*TO DO*. Pictures are to be left out; otherwise, copy exactly the lines from the line containing "OCR this image." through the end of the data.

# # # #

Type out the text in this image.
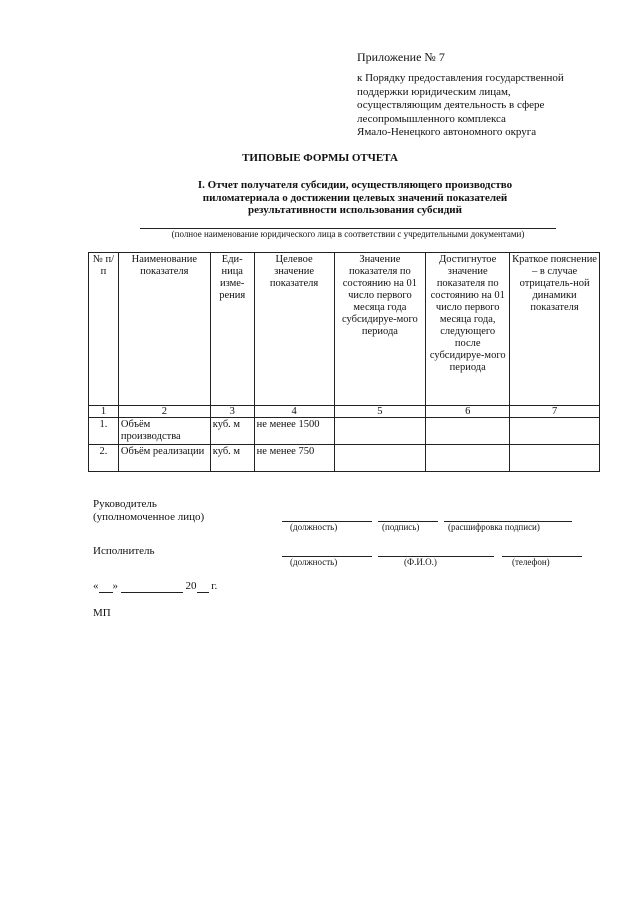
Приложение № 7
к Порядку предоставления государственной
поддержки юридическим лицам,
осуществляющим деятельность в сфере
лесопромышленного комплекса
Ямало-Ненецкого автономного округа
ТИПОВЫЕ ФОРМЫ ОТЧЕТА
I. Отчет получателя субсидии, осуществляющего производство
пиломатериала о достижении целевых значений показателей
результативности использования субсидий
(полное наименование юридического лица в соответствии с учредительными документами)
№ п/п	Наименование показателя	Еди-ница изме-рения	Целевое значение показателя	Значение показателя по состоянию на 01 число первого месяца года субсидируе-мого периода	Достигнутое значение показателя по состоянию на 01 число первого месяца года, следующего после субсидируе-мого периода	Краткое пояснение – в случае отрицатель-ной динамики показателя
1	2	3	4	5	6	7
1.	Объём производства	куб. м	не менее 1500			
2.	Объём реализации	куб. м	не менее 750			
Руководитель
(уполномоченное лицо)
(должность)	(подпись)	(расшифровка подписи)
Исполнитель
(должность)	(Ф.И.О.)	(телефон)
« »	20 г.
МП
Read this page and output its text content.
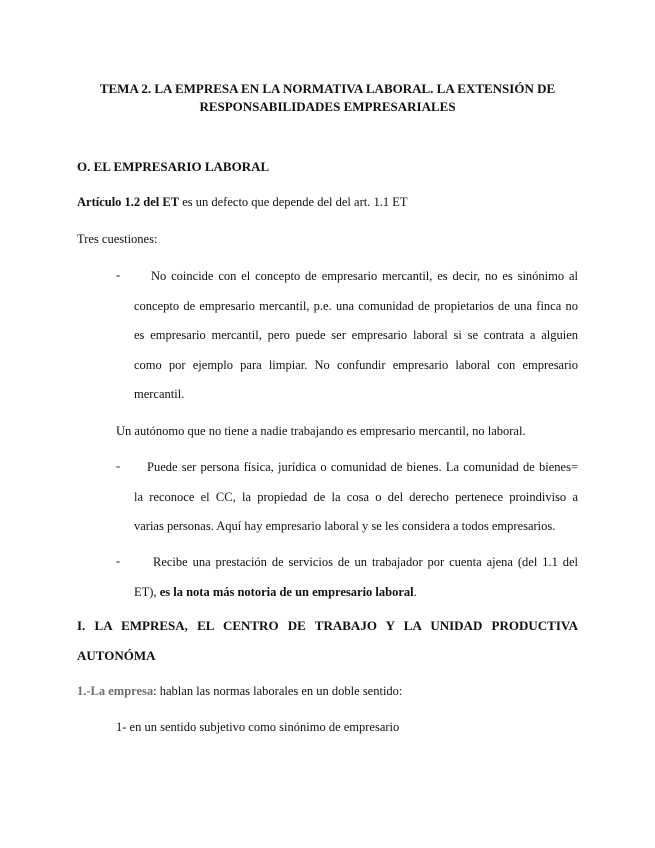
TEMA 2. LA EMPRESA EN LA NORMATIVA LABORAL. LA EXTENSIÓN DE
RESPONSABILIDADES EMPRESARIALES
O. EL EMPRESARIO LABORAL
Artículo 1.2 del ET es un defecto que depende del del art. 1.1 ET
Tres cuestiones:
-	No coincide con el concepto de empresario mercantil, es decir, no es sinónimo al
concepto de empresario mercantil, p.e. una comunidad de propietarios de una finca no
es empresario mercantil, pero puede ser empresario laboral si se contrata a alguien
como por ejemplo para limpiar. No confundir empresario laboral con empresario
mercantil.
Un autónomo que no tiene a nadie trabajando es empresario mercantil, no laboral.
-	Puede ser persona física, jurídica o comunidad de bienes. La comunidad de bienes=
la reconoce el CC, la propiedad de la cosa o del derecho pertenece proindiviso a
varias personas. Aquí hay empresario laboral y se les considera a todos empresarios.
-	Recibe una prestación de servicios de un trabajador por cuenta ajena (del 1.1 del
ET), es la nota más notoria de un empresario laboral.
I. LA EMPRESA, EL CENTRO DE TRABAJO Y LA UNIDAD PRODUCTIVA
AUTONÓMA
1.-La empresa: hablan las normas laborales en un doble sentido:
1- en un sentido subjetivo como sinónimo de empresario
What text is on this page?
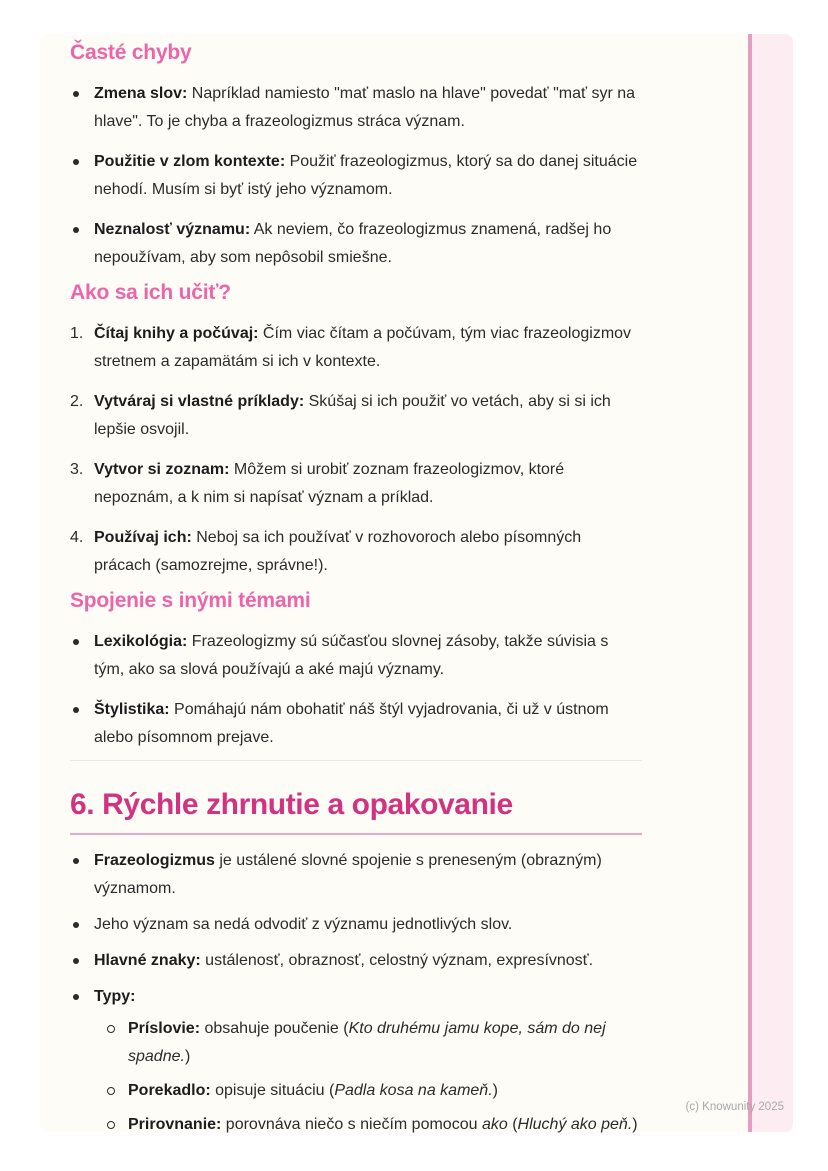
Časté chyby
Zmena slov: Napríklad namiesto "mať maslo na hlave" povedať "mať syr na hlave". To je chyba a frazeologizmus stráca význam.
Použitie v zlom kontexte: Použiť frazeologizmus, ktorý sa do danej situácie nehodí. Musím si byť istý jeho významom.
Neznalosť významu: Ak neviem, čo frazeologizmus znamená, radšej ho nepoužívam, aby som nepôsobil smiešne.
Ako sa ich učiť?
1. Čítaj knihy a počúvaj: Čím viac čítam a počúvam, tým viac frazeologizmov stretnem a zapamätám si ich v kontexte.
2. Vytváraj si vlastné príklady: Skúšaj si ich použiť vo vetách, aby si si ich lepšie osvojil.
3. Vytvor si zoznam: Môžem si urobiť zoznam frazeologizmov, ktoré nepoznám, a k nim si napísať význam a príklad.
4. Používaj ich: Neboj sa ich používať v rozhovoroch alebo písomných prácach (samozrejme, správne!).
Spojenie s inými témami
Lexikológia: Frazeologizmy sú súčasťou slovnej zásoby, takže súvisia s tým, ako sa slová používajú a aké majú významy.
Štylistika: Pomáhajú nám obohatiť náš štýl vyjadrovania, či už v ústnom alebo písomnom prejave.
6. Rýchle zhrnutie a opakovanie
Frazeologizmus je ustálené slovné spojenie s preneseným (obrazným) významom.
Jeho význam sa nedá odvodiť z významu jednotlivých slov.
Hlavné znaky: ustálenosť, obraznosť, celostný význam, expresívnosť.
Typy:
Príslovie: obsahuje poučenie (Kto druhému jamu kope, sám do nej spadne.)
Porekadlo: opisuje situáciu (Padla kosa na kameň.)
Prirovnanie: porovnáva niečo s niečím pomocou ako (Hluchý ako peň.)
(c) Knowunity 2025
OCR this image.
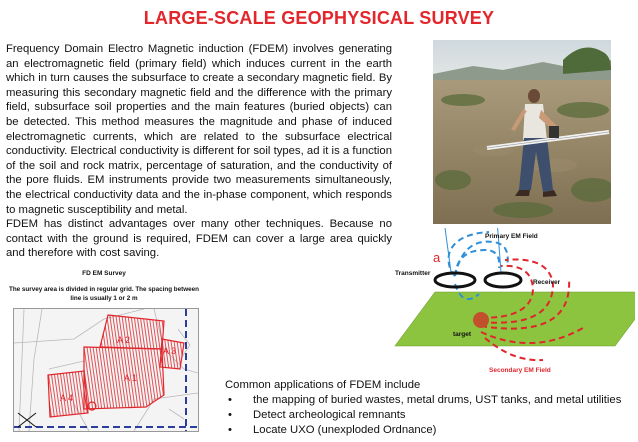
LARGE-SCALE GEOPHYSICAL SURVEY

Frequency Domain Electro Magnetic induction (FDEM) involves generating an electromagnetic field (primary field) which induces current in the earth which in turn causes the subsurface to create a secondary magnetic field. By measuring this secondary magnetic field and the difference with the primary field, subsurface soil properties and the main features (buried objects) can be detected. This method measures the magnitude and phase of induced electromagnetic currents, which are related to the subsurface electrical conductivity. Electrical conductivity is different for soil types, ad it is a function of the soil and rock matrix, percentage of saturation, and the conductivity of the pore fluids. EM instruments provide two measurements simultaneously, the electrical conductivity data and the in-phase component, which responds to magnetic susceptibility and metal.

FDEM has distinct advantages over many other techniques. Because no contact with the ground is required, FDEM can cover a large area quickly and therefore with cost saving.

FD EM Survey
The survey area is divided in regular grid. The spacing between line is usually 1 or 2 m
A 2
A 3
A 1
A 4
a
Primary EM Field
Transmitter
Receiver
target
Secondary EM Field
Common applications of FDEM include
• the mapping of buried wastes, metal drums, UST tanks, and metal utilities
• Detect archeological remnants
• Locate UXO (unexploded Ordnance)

# # # #

*RESPONSE TO THIS TASK*.
OCR this image.
LARGE-SCALE GEOPHYSICAL SURVEY

Frequency Domain Electro Magnetic induction (FDEM) involves generating an electromagnetic field (primary field) which induces current in the earth which in turn causes the subsurface to create a secondary magnetic field. By measuring this secondary magnetic field and the difference with the primary field, subsurface soil properties and the main features (buried objects) can be detected. This method measures the magnitude and phase of induced electromagnetic currents, which are related to the subsurface electrical conductivity. Electrical conductivity is different for soil types, ad it is a function of the soil and rock matrix, percentage of saturation, and the conductivity of the pore fluids. EM instruments provide two measurements simultaneously, the electrical conductivity data and the in-phase component, which responds to magnetic susceptibility and metal.

FDEM has distinct advantages over many other techniques. Because no contact with the ground is required, FDEM can cover a large area quickly and therefore with cost saving.

FD EM Survey
The survey area is divided in regular grid. The spacing between line is usually 1 or 2 m
A 2
A 3
A 1
A 4
a
Primary EM Field
Transmitter
Receiver
target
Secondary EM Field
Common applications of FDEM include
• the mapping of buried wastes, metal drums, UST tanks, and metal utilities
• Detect archeological remnants
• Locate UXO (unexploded Ordnance)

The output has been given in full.